◆ Given task A:
In the forum thread about ADMB non-convergence, what version of ADMB and what operating system does the first poster say he is using?

◆ Supplied text:
• • • • •

[ADMB Users] non-convergence and "inner maxg = 0"

86 views
Skip to first unread message

Ian Fiske

unread,
Mar 19, 2010, 12:00:00 AM3/19/10
to us...@admb-project.org
Dear ADMBers,

Thank you for freely providing such an amazing piece of software.  I'm super excited about finally having access to all of ADMB's power and flexibility and hope to eventually incorporate it into my R package, unmarked, to replace R's optim as the engine.  Now, my question...

First, I fit a fairly complex model in ADMB and it works great.  Next, I tried to add random effects and use ADMB-RE, but ADMB-RE appears to not converge.  The oddity is that when the program prints out (via cout statements) the parameters, they appear to stabilize to the same values as in the non-RE version.  And (omitting the parms), the program prints

... [I think phase 2 starts here] ...

  Inner second time = 5.48908e+30  Inner f = -3.14161e+61

Newton raphson 1

 inner maxg = 5.48908e+28

0
 inner maxg = 0

0
 inner maxg = 0

0
 inner maxg = 0

0
 inner maxg = 0

which continues seemingly indefinitely (at least several minutes), printing "inner maxg = 0".  If the inner maximum gradient is 0, then why isn't another outer step taken or convergence declared?  Instead, it looks as if the inner optimization just repeats indefinitely.  That is, I never get to Newton raphson 2.

I appreciate any ideas as to what is going on here or why the optimizer is stuck with maxg = 0.  I'm using ADMB 9.1 on Ubuntu 9.10, 64bit.  Let me know if you could use any more details regarding the model or my system.

Thanks!
Ian



--
Ian Fiske
PhD Candidate
Department of Statistics
North Carolina State University

H. Skaug

unread,
Mar 19, 2010, 8:12:15 AM3/19/10
to Ian Fiske, us...@admb-project.org
Hi Ian,

The gradient jumps from 5.48908e+28 to 0 (exactly). That should happen
more gradually.
I suspect something is wrong with your model. See suggestions in
"3.8 Building a random effects model that works" in the Re-manual.
Also, I would start with someting really simple.

• • • • •

◆ Material:
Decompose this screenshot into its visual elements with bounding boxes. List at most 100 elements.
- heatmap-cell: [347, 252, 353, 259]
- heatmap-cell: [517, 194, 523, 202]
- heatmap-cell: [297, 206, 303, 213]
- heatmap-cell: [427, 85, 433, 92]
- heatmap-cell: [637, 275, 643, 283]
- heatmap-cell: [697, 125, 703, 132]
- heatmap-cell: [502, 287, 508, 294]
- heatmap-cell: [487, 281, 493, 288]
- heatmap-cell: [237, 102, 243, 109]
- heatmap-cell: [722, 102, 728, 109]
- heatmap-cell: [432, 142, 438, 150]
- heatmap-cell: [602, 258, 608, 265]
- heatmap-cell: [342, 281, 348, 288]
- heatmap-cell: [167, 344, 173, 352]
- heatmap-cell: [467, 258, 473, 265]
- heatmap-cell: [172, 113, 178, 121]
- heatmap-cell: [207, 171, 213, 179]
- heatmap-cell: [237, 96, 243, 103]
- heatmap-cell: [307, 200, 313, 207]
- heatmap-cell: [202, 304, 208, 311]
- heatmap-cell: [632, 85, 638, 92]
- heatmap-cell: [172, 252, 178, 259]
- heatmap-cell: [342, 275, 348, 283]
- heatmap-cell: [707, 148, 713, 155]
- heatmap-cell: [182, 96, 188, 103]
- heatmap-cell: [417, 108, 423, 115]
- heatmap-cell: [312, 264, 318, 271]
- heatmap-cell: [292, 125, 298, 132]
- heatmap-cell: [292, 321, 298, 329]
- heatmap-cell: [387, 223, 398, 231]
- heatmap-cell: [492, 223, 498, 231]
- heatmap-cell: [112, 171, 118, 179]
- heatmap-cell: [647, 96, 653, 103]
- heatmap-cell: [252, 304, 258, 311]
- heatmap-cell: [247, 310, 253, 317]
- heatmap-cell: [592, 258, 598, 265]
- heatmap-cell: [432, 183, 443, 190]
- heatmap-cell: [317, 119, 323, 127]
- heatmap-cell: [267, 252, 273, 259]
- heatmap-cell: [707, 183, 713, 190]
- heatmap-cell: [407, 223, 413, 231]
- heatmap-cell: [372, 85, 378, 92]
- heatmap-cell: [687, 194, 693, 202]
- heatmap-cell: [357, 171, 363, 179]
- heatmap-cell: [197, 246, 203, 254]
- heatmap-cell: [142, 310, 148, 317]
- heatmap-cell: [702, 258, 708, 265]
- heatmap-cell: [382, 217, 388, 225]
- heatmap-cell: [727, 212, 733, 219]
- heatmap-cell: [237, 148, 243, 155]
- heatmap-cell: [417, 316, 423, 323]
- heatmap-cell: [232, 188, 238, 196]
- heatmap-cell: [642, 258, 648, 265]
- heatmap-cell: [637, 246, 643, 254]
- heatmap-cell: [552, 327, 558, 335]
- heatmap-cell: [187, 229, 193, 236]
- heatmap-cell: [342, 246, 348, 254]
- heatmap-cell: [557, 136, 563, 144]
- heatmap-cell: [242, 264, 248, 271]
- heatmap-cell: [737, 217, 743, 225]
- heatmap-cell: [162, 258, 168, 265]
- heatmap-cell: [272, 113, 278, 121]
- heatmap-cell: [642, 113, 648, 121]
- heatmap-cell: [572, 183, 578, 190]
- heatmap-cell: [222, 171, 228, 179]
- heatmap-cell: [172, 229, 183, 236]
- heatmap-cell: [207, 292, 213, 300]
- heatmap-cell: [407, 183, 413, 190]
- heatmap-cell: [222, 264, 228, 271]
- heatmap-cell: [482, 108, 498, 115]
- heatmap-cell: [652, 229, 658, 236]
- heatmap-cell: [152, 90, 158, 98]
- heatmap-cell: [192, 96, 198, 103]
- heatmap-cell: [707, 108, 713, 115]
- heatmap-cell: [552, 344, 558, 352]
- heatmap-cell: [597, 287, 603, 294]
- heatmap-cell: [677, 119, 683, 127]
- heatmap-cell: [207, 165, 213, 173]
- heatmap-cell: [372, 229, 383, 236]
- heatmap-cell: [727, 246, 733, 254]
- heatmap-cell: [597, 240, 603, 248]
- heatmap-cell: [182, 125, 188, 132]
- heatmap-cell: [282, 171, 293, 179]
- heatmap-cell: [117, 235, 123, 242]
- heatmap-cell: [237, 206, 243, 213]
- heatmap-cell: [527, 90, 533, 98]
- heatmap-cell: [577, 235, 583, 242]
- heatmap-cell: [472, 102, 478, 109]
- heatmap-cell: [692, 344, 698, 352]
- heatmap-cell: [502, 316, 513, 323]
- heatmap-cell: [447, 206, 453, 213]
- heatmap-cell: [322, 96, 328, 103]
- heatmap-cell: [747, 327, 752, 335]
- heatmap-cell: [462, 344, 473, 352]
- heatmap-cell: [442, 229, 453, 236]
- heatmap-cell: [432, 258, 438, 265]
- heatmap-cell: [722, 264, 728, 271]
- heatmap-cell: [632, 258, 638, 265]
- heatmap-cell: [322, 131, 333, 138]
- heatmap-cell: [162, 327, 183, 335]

• • • • •

◆ Given task B:
Rewrite the rows from the first one through the line containing "- heatmap-cell: [687, 194, 693, 202]", swapping "heatmap-cell" for "heatmap-tile" and leaving everything else the same.

◆ Complete response A:
ADMB 9.1 on Ubuntu 9.10, 64bit.

◆ Complete response B:
Decompose this screenshot into its visual elements with bounding boxes. List at most 100 elements.
- heatmap-tile: [347, 252, 353, 259]
- heatmap-tile: [517, 194, 523, 202]
- heatmap-tile: [297, 206, 303, 213]
- heatmap-tile: [427, 85, 433, 92]
- heatmap-tile: [637, 275, 643, 283]
- heatmap-tile: [697, 125, 703, 132]
- heatmap-tile: [502, 287, 508, 294]
- heatmap-tile: [487, 281, 493, 288]
- heatmap-tile: [237, 102, 243, 109]
- heatmap-tile: [722, 102, 728, 109]
- heatmap-tile: [432, 142, 438, 150]
- heatmap-tile: [602, 258, 608, 265]
- heatmap-tile: [342, 281, 348, 288]
- heatmap-tile: [167, 344, 173, 352]
- heatmap-tile: [467, 258, 473, 265]
- heatmap-tile: [172, 113, 178, 121]
- heatmap-tile: [207, 171, 213, 179]
- heatmap-tile: [237, 96, 243, 103]
- heatmap-tile: [307, 200, 313, 207]
- heatmap-tile: [202, 304, 208, 311]
- heatmap-tile: [632, 85, 638, 92]
- heatmap-tile: [172, 252, 178, 259]
- heatmap-tile: [342, 275, 348, 283]
- heatmap-tile: [707, 148, 713, 155]
- heatmap-tile: [182, 96, 188, 103]
- heatmap-tile: [417, 108, 423, 115]
- heatmap-tile: [312, 264, 318, 271]
- heatmap-tile: [292, 125, 298, 132]
- heatmap-tile: [292, 321, 298, 329]
- heatmap-tile: [387, 223, 398, 231]
- heatmap-tile: [492, 223, 498, 231]
- heatmap-tile: [112, 171, 118, 179]
- heatmap-tile: [647, 96, 653, 103]
- heatmap-tile: [252, 304, 258, 311]
- heatmap-tile: [247, 310, 253, 317]
- heatmap-tile: [592, 258, 598, 265]
- heatmap-tile: [432, 183, 443, 190]
- heatmap-tile: [317, 119, 323, 127]
- heatmap-tile: [267, 252, 273, 259]
- heatmap-tile: [707, 183, 713, 190]
- heatmap-tile: [407, 223, 413, 231]
- heatmap-tile: [372, 85, 378, 92]
- heatmap-tile: [687, 194, 693, 202]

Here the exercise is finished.